Stored records
────────────────
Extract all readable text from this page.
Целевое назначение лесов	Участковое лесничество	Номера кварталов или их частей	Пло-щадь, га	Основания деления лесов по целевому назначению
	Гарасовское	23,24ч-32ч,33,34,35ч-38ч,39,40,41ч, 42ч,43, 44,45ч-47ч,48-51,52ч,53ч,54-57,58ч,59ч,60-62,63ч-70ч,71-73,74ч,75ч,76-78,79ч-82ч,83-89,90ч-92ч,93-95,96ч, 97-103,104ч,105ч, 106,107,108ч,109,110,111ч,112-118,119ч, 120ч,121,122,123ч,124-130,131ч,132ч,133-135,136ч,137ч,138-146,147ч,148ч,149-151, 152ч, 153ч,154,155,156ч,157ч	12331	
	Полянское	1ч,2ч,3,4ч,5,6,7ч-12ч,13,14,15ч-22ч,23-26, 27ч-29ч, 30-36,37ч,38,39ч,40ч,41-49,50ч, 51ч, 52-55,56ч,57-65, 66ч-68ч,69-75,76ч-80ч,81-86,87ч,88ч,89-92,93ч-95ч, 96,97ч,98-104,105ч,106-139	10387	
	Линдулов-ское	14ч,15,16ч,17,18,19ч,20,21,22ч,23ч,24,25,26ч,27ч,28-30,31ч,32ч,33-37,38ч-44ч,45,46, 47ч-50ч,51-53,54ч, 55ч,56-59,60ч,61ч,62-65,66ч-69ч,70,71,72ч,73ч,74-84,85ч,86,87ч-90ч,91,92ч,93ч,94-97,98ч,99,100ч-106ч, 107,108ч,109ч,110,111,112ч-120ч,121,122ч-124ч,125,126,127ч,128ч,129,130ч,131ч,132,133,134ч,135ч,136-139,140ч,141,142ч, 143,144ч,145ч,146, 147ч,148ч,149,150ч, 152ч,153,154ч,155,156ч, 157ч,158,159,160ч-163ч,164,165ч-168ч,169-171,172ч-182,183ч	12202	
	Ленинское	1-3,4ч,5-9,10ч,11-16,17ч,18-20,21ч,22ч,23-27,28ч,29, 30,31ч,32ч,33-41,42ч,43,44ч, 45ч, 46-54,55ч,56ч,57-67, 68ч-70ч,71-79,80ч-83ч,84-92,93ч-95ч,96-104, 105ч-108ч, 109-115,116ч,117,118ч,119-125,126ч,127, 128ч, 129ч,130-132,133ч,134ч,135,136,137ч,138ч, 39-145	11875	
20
────────────────
> _TASK_
Set all of the records down again, exactly as they stand.

> _RESPONSE_
Extract all readable text from this page.
Целевое назначение лесов	Участковое лесничество	Номера кварталов или их частей	Пло-щадь, га	Основания деления лесов по целевому назначению
	Гарасовское	23,24ч-32ч,33,34,35ч-38ч,39,40,41ч, 42ч,43, 44,45ч-47ч,48-51,52ч,53ч,54-57,58ч,59ч,60-62,63ч-70ч,71-73,74ч,75ч,76-78,79ч-82ч,83-89,90ч-92ч,93-95,96ч, 97-103,104ч,105ч, 106,107,108ч,109,110,111ч,112-118,119ч, 120ч,121,122,123ч,124-130,131ч,132ч,133-135,136ч,137ч,138-146,147ч,148ч,149-151, 152ч, 153ч,154,155,156ч,157ч	12331	
	Полянское	1ч,2ч,3,4ч,5,6,7ч-12ч,13,14,15ч-22ч,23-26, 27ч-29ч, 30-36,37ч,38,39ч,40ч,41-49,50ч, 51ч, 52-55,56ч,57-65, 66ч-68ч,69-75,76ч-80ч,81-86,87ч,88ч,89-92,93ч-95ч, 96,97ч,98-104,105ч,106-139	10387	
	Линдулов-ское	14ч,15,16ч,17,18,19ч,20,21,22ч,23ч,24,25,26ч,27ч,28-30,31ч,32ч,33-37,38ч-44ч,45,46, 47ч-50ч,51-53,54ч, 55ч,56-59,60ч,61ч,62-65,66ч-69ч,70,71,72ч,73ч,74-84,85ч,86,87ч-90ч,91,92ч,93ч,94-97,98ч,99,100ч-106ч, 107,108ч,109ч,110,111,112ч-120ч,121,122ч-124ч,125,126,127ч,128ч,129,130ч,131ч,132,133,134ч,135ч,136-139,140ч,141,142ч, 143,144ч,145ч,146, 147ч,148ч,149,150ч, 152ч,153,154ч,155,156ч, 157ч,158,159,160ч-163ч,164,165ч-168ч,169-171,172ч-182,183ч	12202	
	Ленинское	1-3,4ч,5-9,10ч,11-16,17ч,18-20,21ч,22ч,23-27,28ч,29, 30,31ч,32ч,33-41,42ч,43,44ч, 45ч, 46-54,55ч,56ч,57-67, 68ч-70ч,71-79,80ч-83ч,84-92,93ч-95ч,96-104, 105ч-108ч, 109-115,116ч,117,118ч,119-125,126ч,127, 128ч, 129ч,130-132,133ч,134ч,135,136,137ч,138ч, 39-145	11875	
20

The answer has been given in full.